#### Goal of the exercise
Copy every line, leaving nothing out and adding nothing.

[BEGIN]

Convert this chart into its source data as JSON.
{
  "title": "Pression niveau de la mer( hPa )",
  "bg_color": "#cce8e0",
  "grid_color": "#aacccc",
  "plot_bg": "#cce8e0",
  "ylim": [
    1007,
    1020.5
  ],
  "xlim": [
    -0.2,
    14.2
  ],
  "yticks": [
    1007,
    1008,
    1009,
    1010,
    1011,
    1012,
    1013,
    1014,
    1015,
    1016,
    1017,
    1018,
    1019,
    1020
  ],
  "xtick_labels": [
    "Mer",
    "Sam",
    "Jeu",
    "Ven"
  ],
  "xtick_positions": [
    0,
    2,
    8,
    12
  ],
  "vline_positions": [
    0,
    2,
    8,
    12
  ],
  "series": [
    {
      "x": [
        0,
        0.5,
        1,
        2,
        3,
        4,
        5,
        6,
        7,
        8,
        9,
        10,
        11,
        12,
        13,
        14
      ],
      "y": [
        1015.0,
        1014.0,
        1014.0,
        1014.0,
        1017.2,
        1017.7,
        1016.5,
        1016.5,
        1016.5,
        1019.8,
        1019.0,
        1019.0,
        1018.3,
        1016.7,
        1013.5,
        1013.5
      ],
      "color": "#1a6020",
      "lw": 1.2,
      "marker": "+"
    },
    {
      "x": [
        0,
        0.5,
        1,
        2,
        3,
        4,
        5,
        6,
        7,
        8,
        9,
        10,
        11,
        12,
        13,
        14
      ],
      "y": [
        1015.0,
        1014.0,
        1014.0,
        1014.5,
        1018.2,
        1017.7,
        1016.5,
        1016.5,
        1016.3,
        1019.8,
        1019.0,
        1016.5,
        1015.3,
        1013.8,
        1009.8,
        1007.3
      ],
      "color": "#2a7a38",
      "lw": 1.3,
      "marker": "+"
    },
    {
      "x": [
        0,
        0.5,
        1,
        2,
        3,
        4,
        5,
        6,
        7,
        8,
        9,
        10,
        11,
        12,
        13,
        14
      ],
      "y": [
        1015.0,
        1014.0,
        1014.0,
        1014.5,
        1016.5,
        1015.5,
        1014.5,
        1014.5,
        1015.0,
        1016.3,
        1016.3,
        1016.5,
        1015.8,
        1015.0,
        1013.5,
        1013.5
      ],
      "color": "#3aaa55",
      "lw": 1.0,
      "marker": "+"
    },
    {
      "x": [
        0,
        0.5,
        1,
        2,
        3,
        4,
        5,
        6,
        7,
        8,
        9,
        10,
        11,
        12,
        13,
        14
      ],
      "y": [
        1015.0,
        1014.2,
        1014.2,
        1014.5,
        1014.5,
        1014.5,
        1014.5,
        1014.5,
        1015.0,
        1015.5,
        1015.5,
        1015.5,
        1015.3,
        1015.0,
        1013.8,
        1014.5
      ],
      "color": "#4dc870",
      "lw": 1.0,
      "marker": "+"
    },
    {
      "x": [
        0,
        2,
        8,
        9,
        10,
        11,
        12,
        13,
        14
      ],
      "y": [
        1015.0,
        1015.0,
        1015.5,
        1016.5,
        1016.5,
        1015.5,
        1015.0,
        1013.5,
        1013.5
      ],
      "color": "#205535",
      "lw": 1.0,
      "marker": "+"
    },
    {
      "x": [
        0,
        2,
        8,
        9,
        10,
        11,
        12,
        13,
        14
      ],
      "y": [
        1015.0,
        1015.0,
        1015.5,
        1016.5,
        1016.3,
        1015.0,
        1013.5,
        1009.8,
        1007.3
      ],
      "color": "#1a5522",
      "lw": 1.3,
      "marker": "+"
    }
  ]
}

[END]

#### Reply to the task
Convert this chart into its source data as JSON.
{
  "title": "Pression niveau de la mer( hPa )",
  "bg_color": "#cce8e0",
  "grid_color": "#aacccc",
  "plot_bg": "#cce8e0",
  "ylim": [
    1007,
    1020.5
  ],
  "xlim": [
    -0.2,
    14.2
  ],
  "yticks": [
    1007,
    1008,
    1009,
    1010,
    1011,
    1012,
    1013,
    1014,
    1015,
    1016,
    1017,
    1018,
    1019,
    1020
  ],
  "xtick_labels": [
    "Mer",
    "Sam",
    "Jeu",
    "Ven"
  ],
  "xtick_positions": [
    0,
    2,
    8,
    12
  ],
  "vline_positions": [
    0,
    2,
    8,
    12
  ],
  "series": [
    {
      "x": [
        0,
        0.5,
        1,
        2,
        3,
        4,
        5,
        6,
        7,
        8,
        9,
        10,
        11,
        12,
        13,
        14
      ],
      "y": [
        1015.0,
        1014.0,
        1014.0,
        1014.0,
        1017.2,
        1017.7,
        1016.5,
        1016.5,
        1016.5,
        1019.8,
        1019.0,
        1019.0,
        1018.3,
        1016.7,
        1013.5,
        1013.5
      ],
      "color": "#1a6020",
      "lw": 1.2,
      "marker": "+"
    },
    {
      "x": [
        0,
        0.5,
        1,
        2,
        3,
        4,
        5,
        6,
        7,
        8,
        9,
        10,
        11,
        12,
        13,
        14
      ],
      "y": [
        1015.0,
        1014.0,
        1014.0,
        1014.5,
        1018.2,
        1017.7,
        1016.5,
        1016.5,
        1016.3,
        1019.8,
        1019.0,
        1016.5,
        1015.3,
        1013.8,
        1009.8,
        1007.3
      ],
      "color": "#2a7a38",
      "lw": 1.3,
      "marker": "+"
    },
    {
      "x": [
        0,
        0.5,
        1,
        2,
        3,
        4,
        5,
        6,
        7,
        8,
        9,
        10,
        11,
        12,
        13,
        14
      ],
      "y": [
        1015.0,
        1014.0,
        1014.0,
        1014.5,
        1016.5,
        1015.5,
        1014.5,
        1014.5,
        1015.0,
        1016.3,
        1016.3,
        1016.5,
        1015.8,
        1015.0,
        1013.5,
        1013.5
      ],
      "color": "#3aaa55",
      "lw": 1.0,
      "marker": "+"
    },
    {
      "x": [
        0,
        0.5,
        1,
        2,
        3,
        4,
        5,
        6,
        7,
        8,
        9,
        10,
        11,
        12,
        13,
        14
      ],
      "y": [
        1015.0,
        1014.2,
        1014.2,
        1014.5,
        1014.5,
        1014.5,
        1014.5,
        1014.5,
        1015.0,
        1015.5,
        1015.5,
        1015.5,
        1015.3,
        1015.0,
        1013.8,
        1014.5
      ],
      "color": "#4dc870",
      "lw": 1.0,
      "marker": "+"
    },
    {
      "x": [
        0,
        2,
        8,
        9,
        10,
        11,
        12,
        13,
        14
      ],
      "y": [
        1015.0,
        1015.0,
        1015.5,
        1016.5,
        1016.5,
        1015.5,
        1015.0,
        1013.5,
        1013.5
      ],
      "color": "#205535",
      "lw": 1.0,
      "marker": "+"
    },
    {
      "x": [
        0,
        2,
        8,
        9,
        10,
        11,
        12,
        13,
        14
      ],
      "y": [
        1015.0,
        1015.0,
        1015.5,
        1016.5,
        1016.3,
        1015.0,
        1013.5,
        1009.8,
        1007.3
      ],
      "color": "#1a5522",
      "lw": 1.3,
      "marker": "+"
    }
  ]
}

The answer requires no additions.